Exercise objective.
Find every line in the records below that holds the word "lambda", and copy each one.
■ ■ ■ ■ ■ ■ ■
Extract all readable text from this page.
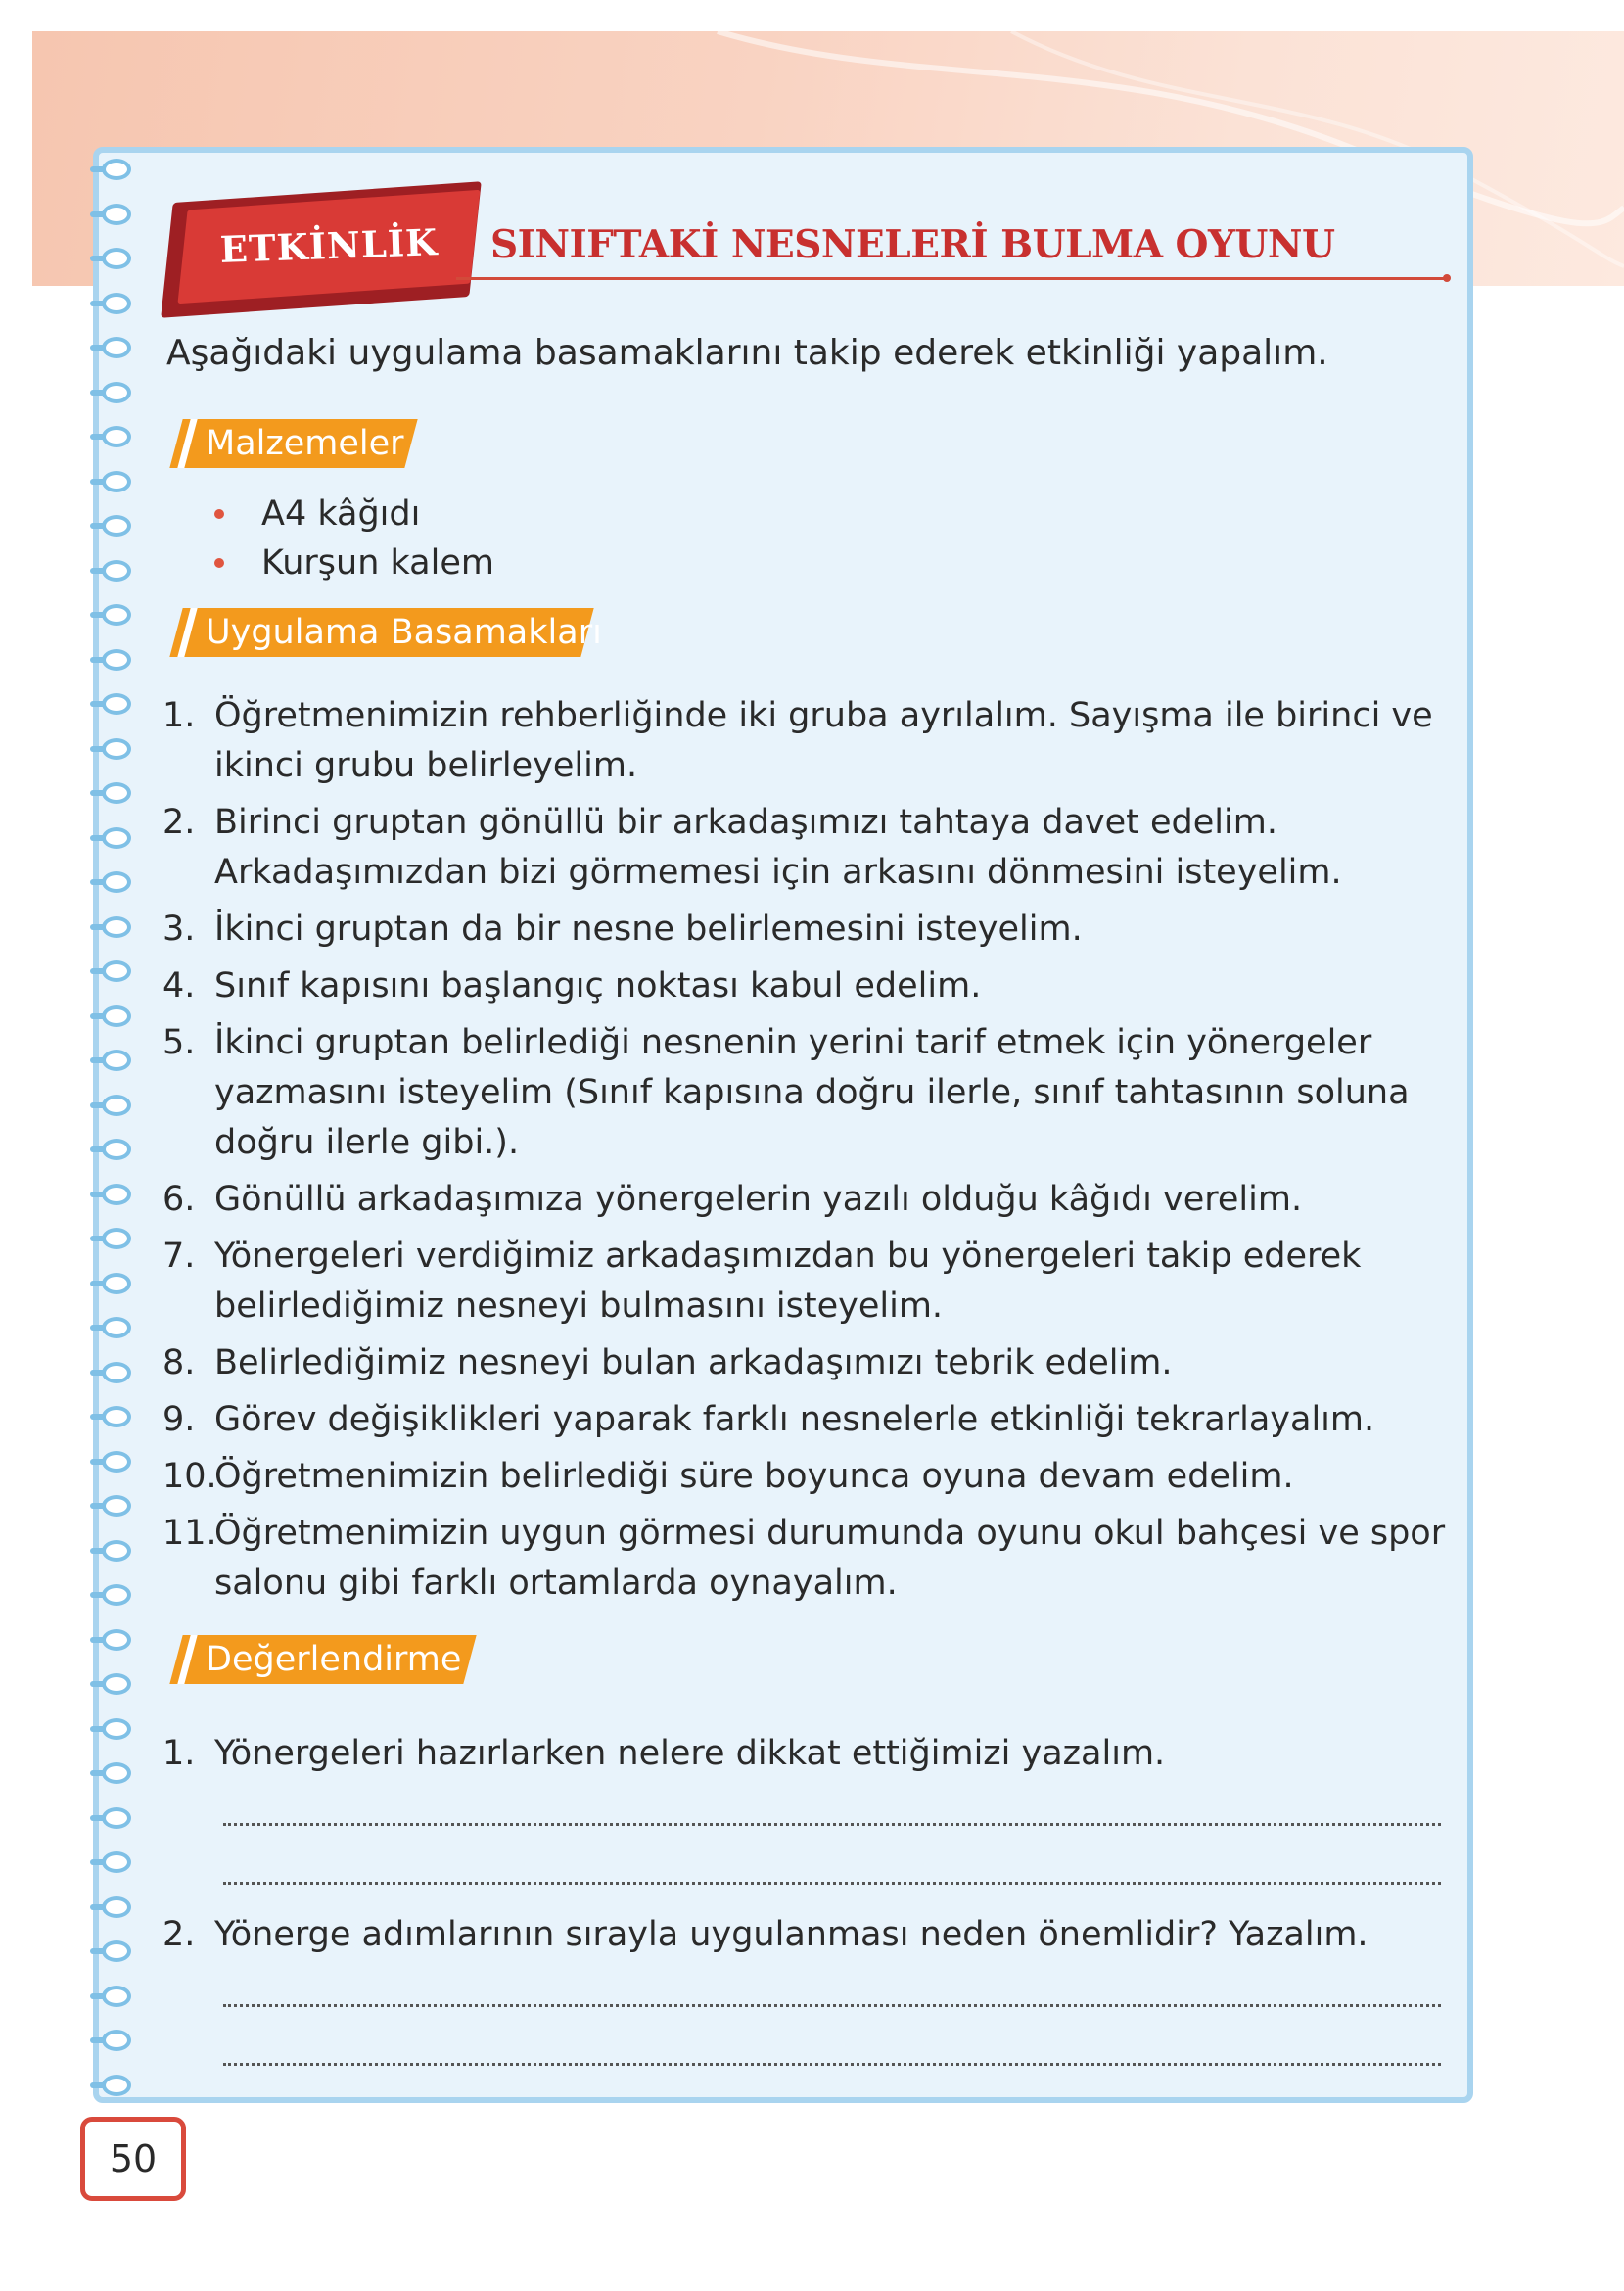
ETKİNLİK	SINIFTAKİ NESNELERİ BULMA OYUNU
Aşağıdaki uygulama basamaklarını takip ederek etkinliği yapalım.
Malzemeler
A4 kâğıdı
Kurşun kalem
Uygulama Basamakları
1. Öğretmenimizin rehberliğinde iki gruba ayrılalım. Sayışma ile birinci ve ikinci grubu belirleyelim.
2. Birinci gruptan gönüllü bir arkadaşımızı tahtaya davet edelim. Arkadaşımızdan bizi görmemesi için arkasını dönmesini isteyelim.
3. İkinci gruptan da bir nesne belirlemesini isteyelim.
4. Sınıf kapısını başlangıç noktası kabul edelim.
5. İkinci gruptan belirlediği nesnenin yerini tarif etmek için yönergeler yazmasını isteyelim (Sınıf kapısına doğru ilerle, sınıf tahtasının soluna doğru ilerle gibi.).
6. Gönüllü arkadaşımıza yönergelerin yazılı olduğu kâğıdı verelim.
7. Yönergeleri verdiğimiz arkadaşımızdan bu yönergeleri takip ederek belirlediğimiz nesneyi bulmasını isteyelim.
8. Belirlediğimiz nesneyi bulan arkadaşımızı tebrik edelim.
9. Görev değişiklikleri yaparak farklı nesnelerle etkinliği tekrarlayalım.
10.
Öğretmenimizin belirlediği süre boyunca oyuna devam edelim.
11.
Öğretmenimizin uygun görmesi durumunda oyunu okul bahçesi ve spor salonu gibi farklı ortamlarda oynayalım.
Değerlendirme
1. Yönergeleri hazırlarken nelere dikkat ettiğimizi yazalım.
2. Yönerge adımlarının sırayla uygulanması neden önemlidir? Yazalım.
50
■ ■ ■ ■ ■ ■ ■
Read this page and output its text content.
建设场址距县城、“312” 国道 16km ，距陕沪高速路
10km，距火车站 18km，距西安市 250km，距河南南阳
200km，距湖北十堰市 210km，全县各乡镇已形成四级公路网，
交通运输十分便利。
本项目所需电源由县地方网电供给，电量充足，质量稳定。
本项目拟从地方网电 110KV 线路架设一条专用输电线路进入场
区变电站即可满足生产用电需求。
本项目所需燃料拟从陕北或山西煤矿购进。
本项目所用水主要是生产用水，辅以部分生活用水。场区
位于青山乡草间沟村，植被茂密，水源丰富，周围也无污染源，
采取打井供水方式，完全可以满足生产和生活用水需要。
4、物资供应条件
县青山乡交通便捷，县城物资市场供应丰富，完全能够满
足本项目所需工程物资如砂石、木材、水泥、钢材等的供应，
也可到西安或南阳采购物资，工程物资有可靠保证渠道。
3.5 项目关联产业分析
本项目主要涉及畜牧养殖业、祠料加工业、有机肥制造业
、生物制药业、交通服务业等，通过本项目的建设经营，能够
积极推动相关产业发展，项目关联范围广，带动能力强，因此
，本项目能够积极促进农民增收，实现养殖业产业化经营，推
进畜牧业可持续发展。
■ ■ ■ ■ ■ ■ ■
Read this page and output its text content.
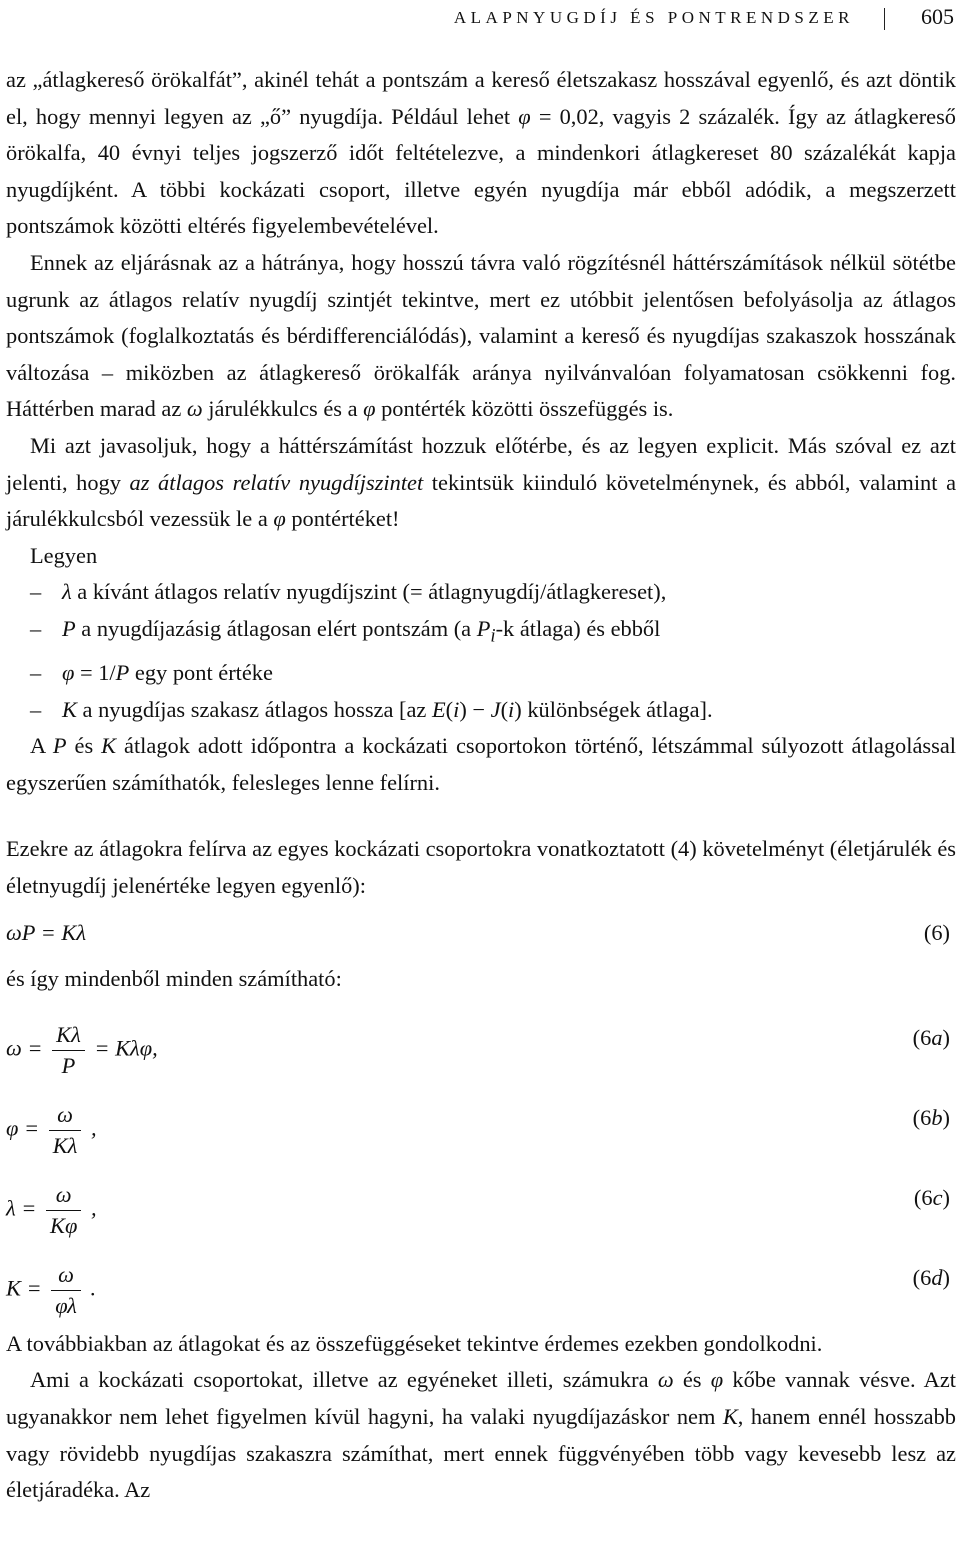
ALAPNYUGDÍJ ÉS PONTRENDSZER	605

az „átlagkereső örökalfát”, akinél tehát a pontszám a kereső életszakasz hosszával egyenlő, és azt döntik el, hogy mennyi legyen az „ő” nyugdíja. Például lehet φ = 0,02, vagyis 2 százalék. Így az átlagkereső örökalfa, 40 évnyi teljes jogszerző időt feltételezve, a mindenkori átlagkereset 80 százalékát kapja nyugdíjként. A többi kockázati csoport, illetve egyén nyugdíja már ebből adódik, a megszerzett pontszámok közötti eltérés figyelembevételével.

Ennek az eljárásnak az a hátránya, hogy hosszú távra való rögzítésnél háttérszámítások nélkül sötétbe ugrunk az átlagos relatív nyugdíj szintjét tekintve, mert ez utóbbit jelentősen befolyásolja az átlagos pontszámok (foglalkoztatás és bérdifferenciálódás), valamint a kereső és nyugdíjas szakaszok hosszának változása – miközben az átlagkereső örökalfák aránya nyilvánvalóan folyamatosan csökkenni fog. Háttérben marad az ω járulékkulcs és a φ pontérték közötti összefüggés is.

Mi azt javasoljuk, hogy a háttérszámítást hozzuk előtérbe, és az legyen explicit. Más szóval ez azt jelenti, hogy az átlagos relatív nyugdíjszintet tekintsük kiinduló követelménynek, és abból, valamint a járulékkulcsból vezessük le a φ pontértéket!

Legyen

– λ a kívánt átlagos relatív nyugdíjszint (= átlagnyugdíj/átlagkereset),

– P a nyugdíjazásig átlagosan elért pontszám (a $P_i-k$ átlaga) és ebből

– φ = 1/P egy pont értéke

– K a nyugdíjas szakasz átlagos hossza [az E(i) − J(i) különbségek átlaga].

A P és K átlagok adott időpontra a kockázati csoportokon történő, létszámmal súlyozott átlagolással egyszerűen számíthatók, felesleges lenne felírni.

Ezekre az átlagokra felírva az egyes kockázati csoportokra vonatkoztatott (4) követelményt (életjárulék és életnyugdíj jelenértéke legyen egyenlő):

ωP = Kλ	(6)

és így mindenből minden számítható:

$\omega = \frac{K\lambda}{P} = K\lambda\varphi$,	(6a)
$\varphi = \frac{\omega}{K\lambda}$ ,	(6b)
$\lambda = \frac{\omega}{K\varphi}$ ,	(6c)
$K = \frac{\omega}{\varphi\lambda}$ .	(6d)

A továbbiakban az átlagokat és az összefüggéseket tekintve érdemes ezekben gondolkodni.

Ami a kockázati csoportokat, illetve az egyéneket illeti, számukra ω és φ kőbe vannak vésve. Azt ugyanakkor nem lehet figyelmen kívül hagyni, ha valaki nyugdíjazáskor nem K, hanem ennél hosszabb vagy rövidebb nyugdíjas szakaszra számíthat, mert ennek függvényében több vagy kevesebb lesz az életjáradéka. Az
■ ■ ■ ■ ■ ■ ■
In response.
$\omega = \frac{K\lambda}{P} = K\lambda\varphi$,	(6a)
$\varphi = \frac{\omega}{K\lambda}$ ,	(6b)
$\lambda = \frac{\omega}{K\varphi}$ ,	(6c)
$K = \frac{\omega}{\varphi\lambda}$ .	(6d)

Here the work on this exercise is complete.